--- START OF Rows ---

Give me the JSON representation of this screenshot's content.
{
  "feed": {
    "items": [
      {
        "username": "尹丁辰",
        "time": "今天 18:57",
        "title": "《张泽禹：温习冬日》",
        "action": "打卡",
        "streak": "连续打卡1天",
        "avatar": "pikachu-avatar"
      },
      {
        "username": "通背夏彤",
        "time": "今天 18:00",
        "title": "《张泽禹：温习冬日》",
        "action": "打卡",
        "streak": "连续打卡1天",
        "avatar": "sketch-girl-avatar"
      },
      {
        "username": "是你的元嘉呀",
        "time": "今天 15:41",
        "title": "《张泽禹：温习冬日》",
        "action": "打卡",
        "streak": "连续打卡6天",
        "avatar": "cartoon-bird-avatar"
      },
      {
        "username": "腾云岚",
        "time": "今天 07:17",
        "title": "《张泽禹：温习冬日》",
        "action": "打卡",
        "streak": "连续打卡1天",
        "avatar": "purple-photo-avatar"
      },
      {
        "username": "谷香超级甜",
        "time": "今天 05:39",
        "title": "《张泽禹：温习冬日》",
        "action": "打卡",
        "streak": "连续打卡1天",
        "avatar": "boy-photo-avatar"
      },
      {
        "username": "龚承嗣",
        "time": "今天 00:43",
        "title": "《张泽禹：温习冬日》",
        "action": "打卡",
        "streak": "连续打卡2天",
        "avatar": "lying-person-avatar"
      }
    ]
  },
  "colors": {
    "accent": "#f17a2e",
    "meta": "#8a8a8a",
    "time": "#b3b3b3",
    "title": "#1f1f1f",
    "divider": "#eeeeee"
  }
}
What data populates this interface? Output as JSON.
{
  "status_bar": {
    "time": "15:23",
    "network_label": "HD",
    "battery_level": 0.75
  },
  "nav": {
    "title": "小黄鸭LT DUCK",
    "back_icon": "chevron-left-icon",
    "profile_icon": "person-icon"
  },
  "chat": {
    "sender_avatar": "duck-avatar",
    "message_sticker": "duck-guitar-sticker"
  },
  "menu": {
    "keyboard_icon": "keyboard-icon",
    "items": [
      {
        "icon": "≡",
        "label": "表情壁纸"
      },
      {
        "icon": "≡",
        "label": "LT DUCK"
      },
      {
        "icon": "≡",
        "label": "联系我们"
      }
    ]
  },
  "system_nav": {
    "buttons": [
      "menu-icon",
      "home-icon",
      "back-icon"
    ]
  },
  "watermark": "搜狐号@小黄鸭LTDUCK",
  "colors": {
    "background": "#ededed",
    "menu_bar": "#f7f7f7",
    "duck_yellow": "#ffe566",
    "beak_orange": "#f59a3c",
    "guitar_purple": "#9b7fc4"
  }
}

--- END OF Rows ---

■ Task description ■
Quote each line of the listing above exactly.

■ Solution for this task ■
Give me the JSON representation of this screenshot's content.
{
  "feed": {
    "items": [
      {
        "username": "尹丁辰",
        "time": "今天 18:57",
        "title": "《张泽禹：温习冬日》",
        "action": "打卡",
        "streak": "连续打卡1天",
        "avatar": "pikachu-avatar"
      },
      {
        "username": "通背夏彤",
        "time": "今天 18:00",
        "title": "《张泽禹：温习冬日》",
        "action": "打卡",
        "streak": "连续打卡1天",
        "avatar": "sketch-girl-avatar"
      },
      {
        "username": "是你的元嘉呀",
        "time": "今天 15:41",
        "title": "《张泽禹：温习冬日》",
        "action": "打卡",
        "streak": "连续打卡6天",
        "avatar": "cartoon-bird-avatar"
      },
      {
        "username": "腾云岚",
        "time": "今天 07:17",
        "title": "《张泽禹：温习冬日》",
        "action": "打卡",
        "streak": "连续打卡1天",
        "avatar": "purple-photo-avatar"
      },
      {
        "username": "谷香超级甜",
        "time": "今天 05:39",
        "title": "《张泽禹：温习冬日》",
        "action": "打卡",
        "streak": "连续打卡1天",
        "avatar": "boy-photo-avatar"
      },
      {
        "username": "龚承嗣",
        "time": "今天 00:43",
        "title": "《张泽禹：温习冬日》",
        "action": "打卡",
        "streak": "连续打卡2天",
        "avatar": "lying-person-avatar"
      }
    ]
  },
  "colors": {
    "accent": "#f17a2e",
    "meta": "#8a8a8a",
    "time": "#b3b3b3",
    "title": "#1f1f1f",
    "divider": "#eeeeee"
  }
}
What data populates this interface? Output as JSON.
{
  "status_bar": {
    "time": "15:23",
    "network_label": "HD",
    "battery_level": 0.75
  },
  "nav": {
    "title": "小黄鸭LT DUCK",
    "back_icon": "chevron-left-icon",
    "profile_icon": "person-icon"
  },
  "chat": {
    "sender_avatar": "duck-avatar",
    "message_sticker": "duck-guitar-sticker"
  },
  "menu": {
    "keyboard_icon": "keyboard-icon",
    "items": [
      {
        "icon": "≡",
        "label": "表情壁纸"
      },
      {
        "icon": "≡",
        "label": "LT DUCK"
      },
      {
        "icon": "≡",
        "label": "联系我们"
      }
    ]
  },
  "system_nav": {
    "buttons": [
      "menu-icon",
      "home-icon",
      "back-icon"
    ]
  },
  "watermark": "搜狐号@小黄鸭LTDUCK",
  "colors": {
    "background": "#ededed",
    "menu_bar": "#f7f7f7",
    "duck_yellow": "#ffe566",
    "beak_orange": "#f59a3c",
    "guitar_purple": "#9b7fc4"
  }
}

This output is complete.